GIVEN EXERCISE >> Make an exact copy of the entries below.

Stored data >>
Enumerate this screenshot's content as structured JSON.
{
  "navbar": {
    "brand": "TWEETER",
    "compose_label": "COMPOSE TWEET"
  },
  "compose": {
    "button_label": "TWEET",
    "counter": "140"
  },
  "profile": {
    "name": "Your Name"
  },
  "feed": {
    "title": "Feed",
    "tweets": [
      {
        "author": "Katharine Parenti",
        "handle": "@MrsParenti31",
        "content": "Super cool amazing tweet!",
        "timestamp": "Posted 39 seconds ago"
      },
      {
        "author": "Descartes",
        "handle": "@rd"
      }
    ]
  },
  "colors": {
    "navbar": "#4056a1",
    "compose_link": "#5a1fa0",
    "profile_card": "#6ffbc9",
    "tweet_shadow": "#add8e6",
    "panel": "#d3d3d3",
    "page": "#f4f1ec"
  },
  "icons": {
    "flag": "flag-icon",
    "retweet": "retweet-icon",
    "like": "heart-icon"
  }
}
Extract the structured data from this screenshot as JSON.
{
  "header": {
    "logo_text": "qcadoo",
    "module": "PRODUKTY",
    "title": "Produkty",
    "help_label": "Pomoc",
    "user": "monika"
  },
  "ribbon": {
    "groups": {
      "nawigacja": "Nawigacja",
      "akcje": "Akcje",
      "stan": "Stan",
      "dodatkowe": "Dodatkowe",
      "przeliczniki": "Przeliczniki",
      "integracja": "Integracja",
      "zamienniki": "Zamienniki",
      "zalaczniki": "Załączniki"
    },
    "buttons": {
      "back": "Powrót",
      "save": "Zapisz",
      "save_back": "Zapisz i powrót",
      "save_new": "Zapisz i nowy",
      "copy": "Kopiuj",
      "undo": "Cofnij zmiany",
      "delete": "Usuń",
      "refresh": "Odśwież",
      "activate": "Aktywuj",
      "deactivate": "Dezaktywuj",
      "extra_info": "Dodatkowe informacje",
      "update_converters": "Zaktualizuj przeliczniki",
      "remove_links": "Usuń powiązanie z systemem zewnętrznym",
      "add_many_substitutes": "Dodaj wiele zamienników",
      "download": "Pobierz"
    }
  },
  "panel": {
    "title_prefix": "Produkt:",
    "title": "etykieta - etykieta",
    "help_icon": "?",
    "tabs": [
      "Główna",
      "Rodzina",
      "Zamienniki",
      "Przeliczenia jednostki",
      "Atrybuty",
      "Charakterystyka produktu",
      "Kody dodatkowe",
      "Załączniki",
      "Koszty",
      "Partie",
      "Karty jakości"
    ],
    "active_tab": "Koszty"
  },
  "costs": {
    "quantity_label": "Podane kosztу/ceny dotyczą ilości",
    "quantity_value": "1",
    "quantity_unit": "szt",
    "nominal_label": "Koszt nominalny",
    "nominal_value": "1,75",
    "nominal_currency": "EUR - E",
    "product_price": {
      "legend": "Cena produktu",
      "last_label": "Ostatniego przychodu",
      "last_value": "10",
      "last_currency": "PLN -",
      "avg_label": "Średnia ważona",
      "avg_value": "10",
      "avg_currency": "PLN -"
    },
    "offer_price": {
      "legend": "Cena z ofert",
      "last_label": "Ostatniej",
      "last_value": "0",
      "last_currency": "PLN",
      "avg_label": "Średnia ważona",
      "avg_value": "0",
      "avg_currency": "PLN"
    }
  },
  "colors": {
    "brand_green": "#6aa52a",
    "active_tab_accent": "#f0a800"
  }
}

THE REPLY >>
Enumerate this screenshot's content as structured JSON.
{
  "navbar": {
    "brand": "TWEETER",
    "compose_label": "COMPOSE TWEET"
  },
  "compose": {
    "button_label": "TWEET",
    "counter": "140"
  },
  "profile": {
    "name": "Your Name"
  },
  "feed": {
    "title": "Feed",
    "tweets": [
      {
        "author": "Katharine Parenti",
        "handle": "@MrsParenti31",
        "content": "Super cool amazing tweet!",
        "timestamp": "Posted 39 seconds ago"
      },
      {
        "author": "Descartes",
        "handle": "@rd"
      }
    ]
  },
  "colors": {
    "navbar": "#4056a1",
    "compose_link": "#5a1fa0",
    "profile_card": "#6ffbc9",
    "tweet_shadow": "#add8e6",
    "panel": "#d3d3d3",
    "page": "#f4f1ec"
  },
  "icons": {
    "flag": "flag-icon",
    "retweet": "retweet-icon",
    "like": "heart-icon"
  }
}
Extract the structured data from this screenshot as JSON.
{
  "header": {
    "logo_text": "qcadoo",
    "module": "PRODUKTY",
    "title": "Produkty",
    "help_label": "Pomoc",
    "user": "monika"
  },
  "ribbon": {
    "groups": {
      "nawigacja": "Nawigacja",
      "akcje": "Akcje",
      "stan": "Stan",
      "dodatkowe": "Dodatkowe",
      "przeliczniki": "Przeliczniki",
      "integracja": "Integracja",
      "zamienniki": "Zamienniki",
      "zalaczniki": "Załączniki"
    },
    "buttons": {
      "back": "Powrót",
      "save": "Zapisz",
      "save_back": "Zapisz i powrót",
      "save_new": "Zapisz i nowy",
      "copy": "Kopiuj",
      "undo": "Cofnij zmiany",
      "delete": "Usuń",
      "refresh": "Odśwież",
      "activate": "Aktywuj",
      "deactivate": "Dezaktywuj",
      "extra_info": "Dodatkowe informacje",
      "update_converters": "Zaktualizuj przeliczniki",
      "remove_links": "Usuń powiązanie z systemem zewnętrznym",
      "add_many_substitutes": "Dodaj wiele zamienników",
      "download": "Pobierz"
    }
  },
  "panel": {
    "title_prefix": "Produkt:",
    "title": "etykieta - etykieta",
    "help_icon": "?",
    "tabs": [
      "Główna",
      "Rodzina",
      "Zamienniki",
      "Przeliczenia jednostki",
      "Atrybuty",
      "Charakterystyka produktu",
      "Kody dodatkowe",
      "Załączniki",
      "Koszty",
      "Partie",
      "Karty jakości"
    ],
    "active_tab": "Koszty"
  },
  "costs": {
    "quantity_label": "Podane kosztу/ceny dotyczą ilości",
    "quantity_value": "1",
    "quantity_unit": "szt",
    "nominal_label": "Koszt nominalny",
    "nominal_value": "1,75",
    "nominal_currency": "EUR - E",
    "product_price": {
      "legend": "Cena produktu",
      "last_label": "Ostatniego przychodu",
      "last_value": "10",
      "last_currency": "PLN -",
      "avg_label": "Średnia ważona",
      "avg_value": "10",
      "avg_currency": "PLN -"
    },
    "offer_price": {
      "legend": "Cena z ofert",
      "last_label": "Ostatniej",
      "last_value": "0",
      "last_currency": "PLN",
      "avg_label": "Średnia ważona",
      "avg_value": "0",
      "avg_currency": "PLN"
    }
  },
  "colors": {
    "brand_green": "#6aa52a",
    "active_tab_accent": "#f0a800"
  }
}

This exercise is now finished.